REQUIRED WORK - For every line in the records that has the word "JSON", make a copy.

Stored entries -
════════════════════

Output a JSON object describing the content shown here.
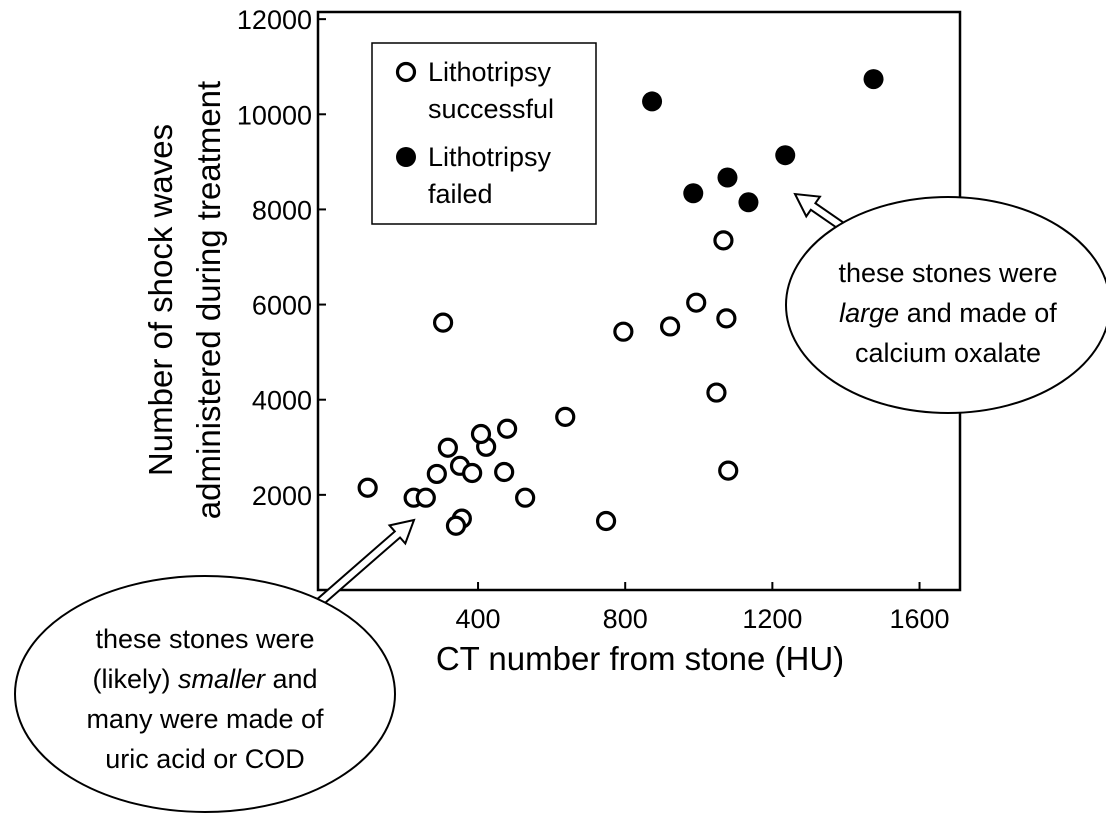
{
  "chart_data": {
    "type": "scatter",
    "xlabel": "CT number from stone (HU)",
    "ylabel": [
      "Number of shock waves",
      "administered during treatment"
    ],
    "xlim": [
      -35,
      1710
    ],
    "ylim": [
      0,
      12150
    ],
    "xticks": [
      400,
      800,
      1200,
      1600
    ],
    "yticks": [
      2000,
      4000,
      6000,
      8000,
      10000,
      12000
    ],
    "legend": "upper left",
    "series": [
      {
        "name": "Lithotripsy successful",
        "color": "#000000",
        "filled": false,
        "x": [
          100,
          225,
          258,
          288,
          318,
          351,
          384,
          356,
          340,
          422,
          408,
          471,
          479,
          528,
          305,
          637,
          748,
          795,
          922,
          993,
          1067,
          1075,
          1048,
          1080
        ],
        "values": [
          2150,
          1940,
          1940,
          2440,
          2990,
          2610,
          2460,
          1500,
          1350,
          3010,
          3280,
          2480,
          3390,
          1940,
          5620,
          3640,
          1450,
          5430,
          5540,
          6040,
          7350,
          5710,
          4150,
          2510
        ]
      },
      {
        "name": "Lithotripsy failed",
        "color": "#000000",
        "filled": true,
        "x": [
          873,
          985,
          1078,
          1135,
          1235,
          1475
        ],
        "values": [
          10270,
          8340,
          8670,
          8150,
          9140,
          10740
        ]
      }
    ],
    "annotations": [
      {
        "lines": [
          [
            {
              "text": "these stones were"
            }
          ],
          [
            {
              "text": "large",
              "italic": true
            },
            {
              "text": " and made of"
            }
          ],
          [
            {
              "text": "calcium oxalate"
            }
          ]
        ]
      },
      {
        "lines": [
          [
            {
              "text": "these stones were"
            }
          ],
          [
            {
              "text": "(likely) "
            },
            {
              "text": "smaller",
              "italic": true
            },
            {
              "text": " and"
            }
          ],
          [
            {
              "text": "many were made of"
            }
          ],
          [
            {
              "text": "uric acid or COD"
            }
          ]
        ]
      }
    ]
  }
}
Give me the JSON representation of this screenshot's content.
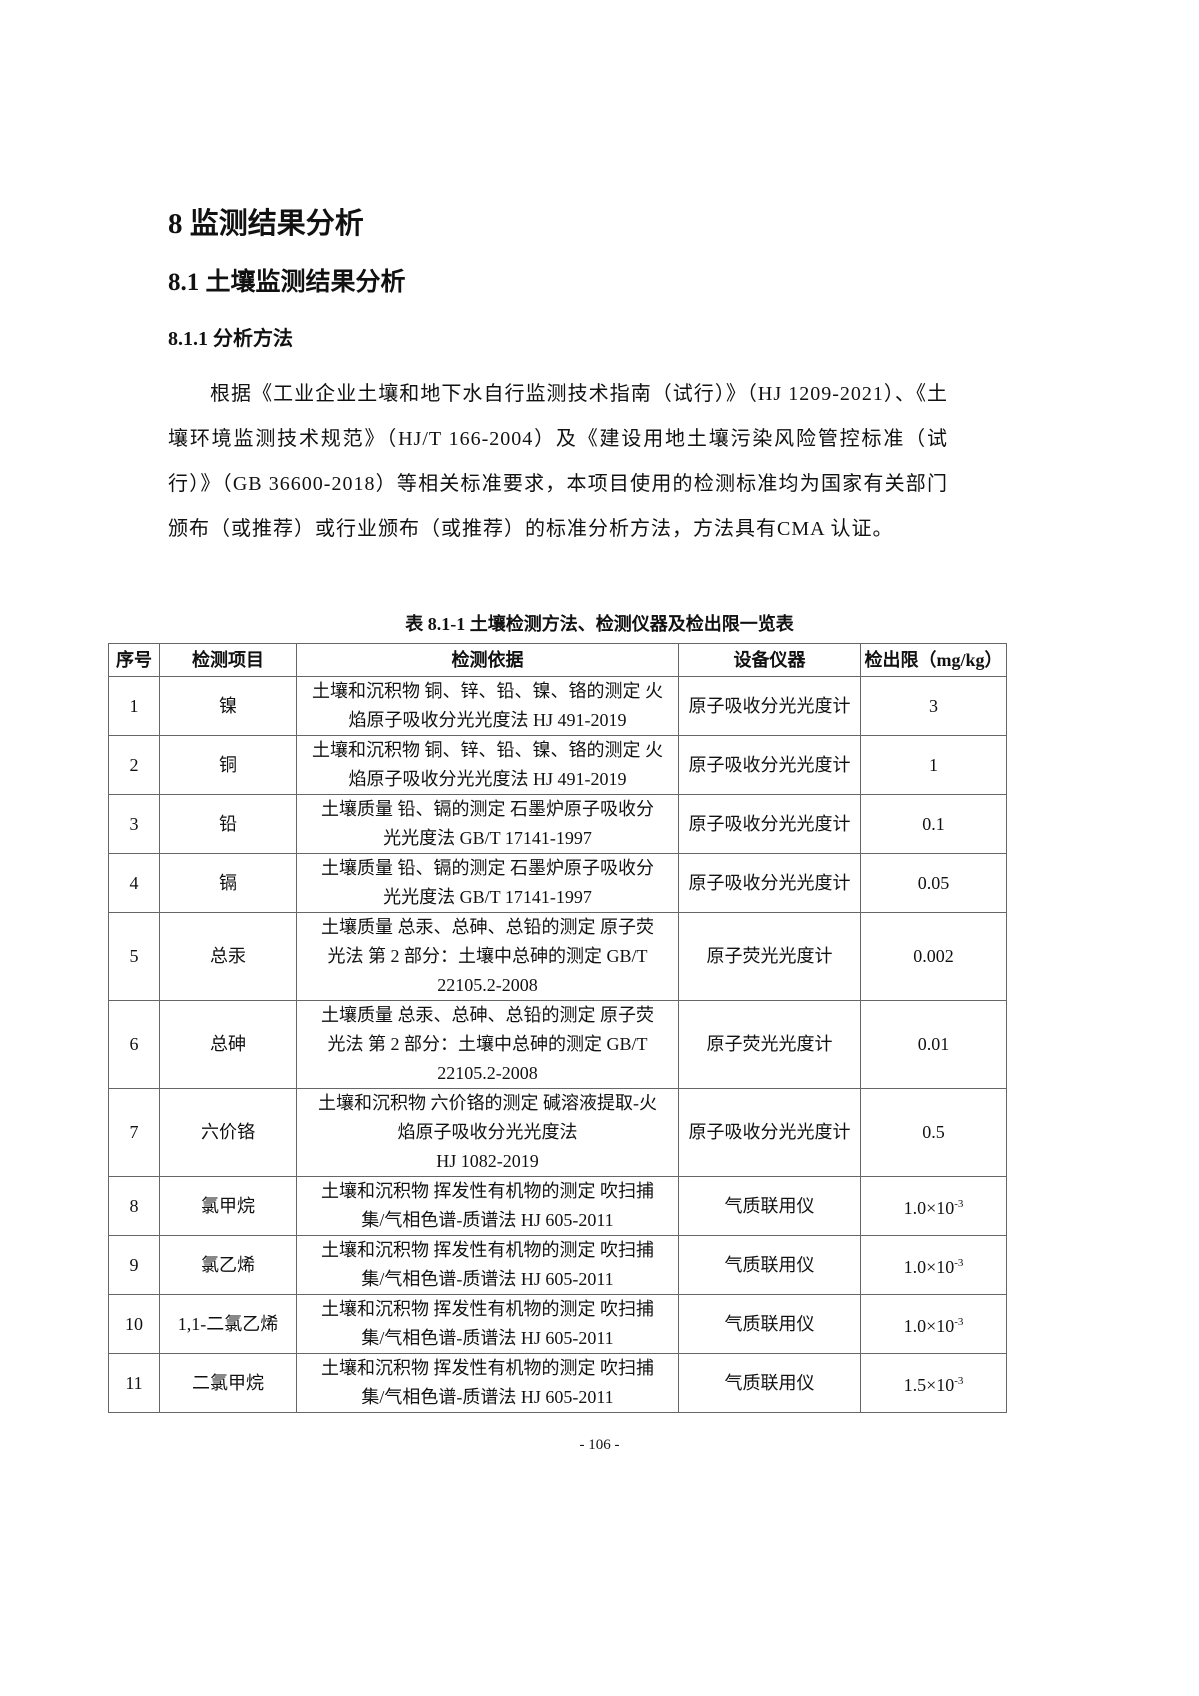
{
  "headings": {
    "h1": "8 监测结果分析",
    "h2": "8.1 土壤监测结果分析",
    "h3": "8.1.1 分析方法"
  },
  "paragraph": "根据《工业企业土壤和地下水自行监测技术指南（试行）》（HJ 1209-2021）、《土壤环境监测技术规范》（HJ/T 166-2004）及《建设用地土壤污染风险管控标准（试行）》（GB 36600-2018）等相关标准要求，本项目使用的检测标准均为国家有关部门颁布（或推荐）或行业颁布（或推荐）的标准分析方法，方法具有CMA 认证。",
  "table": {
    "caption": "表 8.1-1 土壤检测方法、检测仪器及检出限一览表",
    "headers": [
      "序号",
      "检测项目",
      "检测依据",
      "设备仪器",
      "检出限（mg/kg）"
    ],
    "rows": [
      {
        "no": "1",
        "item": "镍",
        "method": [
          "土壤和沉积物 铜、锌、铅、镍、铬的测定 火",
          "焰原子吸收分光光度法 HJ 491-2019"
        ],
        "instrument": "原子吸收分光光度计",
        "limit": "3",
        "exp": ""
      },
      {
        "no": "2",
        "item": "铜",
        "method": [
          "土壤和沉积物 铜、锌、铅、镍、铬的测定 火",
          "焰原子吸收分光光度法 HJ 491-2019"
        ],
        "instrument": "原子吸收分光光度计",
        "limit": "1",
        "exp": ""
      },
      {
        "no": "3",
        "item": "铅",
        "method": [
          "土壤质量 铅、镉的测定 石墨炉原子吸收分",
          "光光度法 GB/T 17141-1997"
        ],
        "instrument": "原子吸收分光光度计",
        "limit": "0.1",
        "exp": ""
      },
      {
        "no": "4",
        "item": "镉",
        "method": [
          "土壤质量 铅、镉的测定 石墨炉原子吸收分",
          "光光度法 GB/T 17141-1997"
        ],
        "instrument": "原子吸收分光光度计",
        "limit": "0.05",
        "exp": ""
      },
      {
        "no": "5",
        "item": "总汞",
        "method": [
          "土壤质量 总汞、总砷、总铅的测定 原子荧",
          "光法 第 2 部分：土壤中总砷的测定 GB/T",
          "22105.2-2008"
        ],
        "instrument": "原子荧光光度计",
        "limit": "0.002",
        "exp": ""
      },
      {
        "no": "6",
        "item": "总砷",
        "method": [
          "土壤质量 总汞、总砷、总铅的测定 原子荧",
          "光法 第 2 部分：土壤中总砷的测定 GB/T",
          "22105.2-2008"
        ],
        "instrument": "原子荧光光度计",
        "limit": "0.01",
        "exp": ""
      },
      {
        "no": "7",
        "item": "六价铬",
        "method": [
          "土壤和沉积物 六价铬的测定 碱溶液提取-火",
          "焰原子吸收分光光度法",
          "HJ 1082-2019"
        ],
        "instrument": "原子吸收分光光度计",
        "limit": "0.5",
        "exp": ""
      },
      {
        "no": "8",
        "item": "氯甲烷",
        "method": [
          "土壤和沉积物 挥发性有机物的测定 吹扫捕",
          "集/气相色谱-质谱法 HJ 605-2011"
        ],
        "instrument": "气质联用仪",
        "limit": "1.0×10",
        "exp": "-3"
      },
      {
        "no": "9",
        "item": "氯乙烯",
        "method": [
          "土壤和沉积物 挥发性有机物的测定 吹扫捕",
          "集/气相色谱-质谱法 HJ 605-2011"
        ],
        "instrument": "气质联用仪",
        "limit": "1.0×10",
        "exp": "-3"
      },
      {
        "no": "10",
        "item": "1,1-二氯乙烯",
        "method": [
          "土壤和沉积物 挥发性有机物的测定 吹扫捕",
          "集/气相色谱-质谱法 HJ 605-2011"
        ],
        "instrument": "气质联用仪",
        "limit": "1.0×10",
        "exp": "-3"
      },
      {
        "no": "11",
        "item": "二氯甲烷",
        "method": [
          "土壤和沉积物 挥发性有机物的测定 吹扫捕",
          "集/气相色谱-质谱法 HJ 605-2011"
        ],
        "instrument": "气质联用仪",
        "limit": "1.5×10",
        "exp": "-3"
      }
    ]
  },
  "footer": {
    "page_number": "- 106 -"
  }
}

════════════════════

FULL ANSWER -
Output a JSON object describing the content shown here.
Give me the JSON representation of this screenshot's content.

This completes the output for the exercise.